_DESCRIPTION OF THE TASK_
Write the next part of the text about the South Belridge oil field, starting right after its last sentence. Do nothing with the material that comes after it.

Most native vegetation is gone from the oil field, with the most dense operational areas being almost completely barren except for pumping units, drilling pads, evaporation ponds, storage tanks, steam generators, and associated equipment. In spite of this seeming sterility, species such as the endangered San Joaquin kit fox (vulpes macrotis mutica) continue to use areas of oil field development as habitat.

==Geology==
The South Belridge Field is a southeast-plunging anticline, in which the oil has collected in pools in structural traps sealed by both above-lying impermeable units as well as tar seals. Most of the oil has pooled in the Tulare Formation, of Pleistocene age, and in the Diatomite Formation, of Pliocene−Miocene age. The oil itself probably originated in the underlying Monterey Formation, migrating upward to structural and stratigraphic traps over time.

==Extraction==
A total of six oil pools have been found in the South Belridge: the Tulare, Etchegoin, Diatomite, Antelope Shale, McDonald, and Devilwater-Gould. Both the Tulare and Diatomite were discovered in 1911, and these are both the largest and nearest the surface, with average depths of 400 to 1000 feet respectively. The Antelope Shale, at 4000 feet, and the McDonald, at 6700 feet, are the deepest working pools, and are both in the Monterey Formation itself. The Devilwater-Gould, found in 1980 at a depth of 8200 feet feet, only produced from one well for nine months, and was abandoned.

_RECORD EXTRACTS_
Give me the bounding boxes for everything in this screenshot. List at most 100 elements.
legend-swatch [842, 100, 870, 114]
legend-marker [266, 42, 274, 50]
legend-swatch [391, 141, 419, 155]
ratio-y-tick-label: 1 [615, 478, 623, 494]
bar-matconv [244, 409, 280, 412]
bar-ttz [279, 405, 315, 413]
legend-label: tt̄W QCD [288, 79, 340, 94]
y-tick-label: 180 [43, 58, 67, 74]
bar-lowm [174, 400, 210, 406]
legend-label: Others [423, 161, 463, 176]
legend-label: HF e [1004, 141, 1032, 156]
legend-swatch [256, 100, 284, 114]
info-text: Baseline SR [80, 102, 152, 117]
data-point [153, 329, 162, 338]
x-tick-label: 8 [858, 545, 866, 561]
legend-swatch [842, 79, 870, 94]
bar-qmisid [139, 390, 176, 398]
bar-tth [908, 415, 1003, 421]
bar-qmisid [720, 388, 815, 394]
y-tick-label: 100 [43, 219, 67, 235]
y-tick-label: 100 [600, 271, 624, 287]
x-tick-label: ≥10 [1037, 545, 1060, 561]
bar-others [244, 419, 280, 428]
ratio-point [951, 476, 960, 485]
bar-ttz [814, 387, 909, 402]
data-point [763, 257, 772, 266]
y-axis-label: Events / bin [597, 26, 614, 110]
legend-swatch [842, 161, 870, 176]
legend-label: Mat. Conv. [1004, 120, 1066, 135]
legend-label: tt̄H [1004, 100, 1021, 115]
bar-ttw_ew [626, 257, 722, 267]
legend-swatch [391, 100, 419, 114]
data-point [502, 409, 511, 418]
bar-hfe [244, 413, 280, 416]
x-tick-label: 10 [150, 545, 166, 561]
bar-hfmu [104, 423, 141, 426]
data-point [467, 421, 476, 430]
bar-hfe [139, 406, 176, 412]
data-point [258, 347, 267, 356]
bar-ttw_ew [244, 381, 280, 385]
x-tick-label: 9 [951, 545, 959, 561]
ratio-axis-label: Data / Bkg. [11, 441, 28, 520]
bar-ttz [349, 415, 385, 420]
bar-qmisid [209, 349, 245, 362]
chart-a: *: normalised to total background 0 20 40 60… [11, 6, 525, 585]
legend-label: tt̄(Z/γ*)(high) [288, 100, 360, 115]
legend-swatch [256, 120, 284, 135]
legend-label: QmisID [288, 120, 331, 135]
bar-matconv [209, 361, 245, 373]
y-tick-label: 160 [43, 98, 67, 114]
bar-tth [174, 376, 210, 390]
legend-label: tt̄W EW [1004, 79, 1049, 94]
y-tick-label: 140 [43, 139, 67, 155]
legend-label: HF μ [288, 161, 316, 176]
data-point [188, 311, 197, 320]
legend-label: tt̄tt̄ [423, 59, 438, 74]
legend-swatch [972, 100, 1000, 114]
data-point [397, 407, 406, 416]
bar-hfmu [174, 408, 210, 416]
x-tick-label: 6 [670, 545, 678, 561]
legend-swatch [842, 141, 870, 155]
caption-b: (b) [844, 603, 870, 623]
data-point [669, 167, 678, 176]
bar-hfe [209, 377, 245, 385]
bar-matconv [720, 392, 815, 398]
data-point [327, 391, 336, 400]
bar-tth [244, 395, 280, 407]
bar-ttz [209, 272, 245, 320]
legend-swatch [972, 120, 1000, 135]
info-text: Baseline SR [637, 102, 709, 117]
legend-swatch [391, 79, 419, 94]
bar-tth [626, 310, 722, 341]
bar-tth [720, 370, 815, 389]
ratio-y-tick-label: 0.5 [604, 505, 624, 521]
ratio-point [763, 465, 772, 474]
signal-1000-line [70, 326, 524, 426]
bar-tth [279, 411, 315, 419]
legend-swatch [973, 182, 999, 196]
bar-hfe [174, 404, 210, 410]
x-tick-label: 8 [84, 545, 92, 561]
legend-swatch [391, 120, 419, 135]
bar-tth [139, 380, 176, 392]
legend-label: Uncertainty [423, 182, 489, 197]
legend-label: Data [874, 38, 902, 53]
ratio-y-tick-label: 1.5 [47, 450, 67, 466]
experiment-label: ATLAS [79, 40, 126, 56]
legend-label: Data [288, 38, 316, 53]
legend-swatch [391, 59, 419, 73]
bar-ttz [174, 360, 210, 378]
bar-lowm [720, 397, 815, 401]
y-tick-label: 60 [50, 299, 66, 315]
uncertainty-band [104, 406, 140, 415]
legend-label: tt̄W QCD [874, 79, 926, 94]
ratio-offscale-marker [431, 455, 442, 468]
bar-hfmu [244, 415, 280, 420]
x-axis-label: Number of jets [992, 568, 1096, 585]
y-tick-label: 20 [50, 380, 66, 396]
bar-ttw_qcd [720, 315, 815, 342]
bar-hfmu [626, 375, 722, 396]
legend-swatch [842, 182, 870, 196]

_EXERCISE OUTPUT_
Only two of the pools contained significant enough reserves to be subject to enhanced recovery projects: the Tulare and Diatomite, both of which have been steamflooded, waterflooded, and fireflooded. Operators began steamflooding the Tulare Formation in 1963 in order to increase production rates; as of 1997, this was the only enhanced recovery technology still in use there. Oil from the Tulare Formation is heavy crude, with a specific gravity of 10–13 API, and a low sulfur content of 0.23%, while oil from the Diatomite is classified as medium crude, with an API index of 25–30.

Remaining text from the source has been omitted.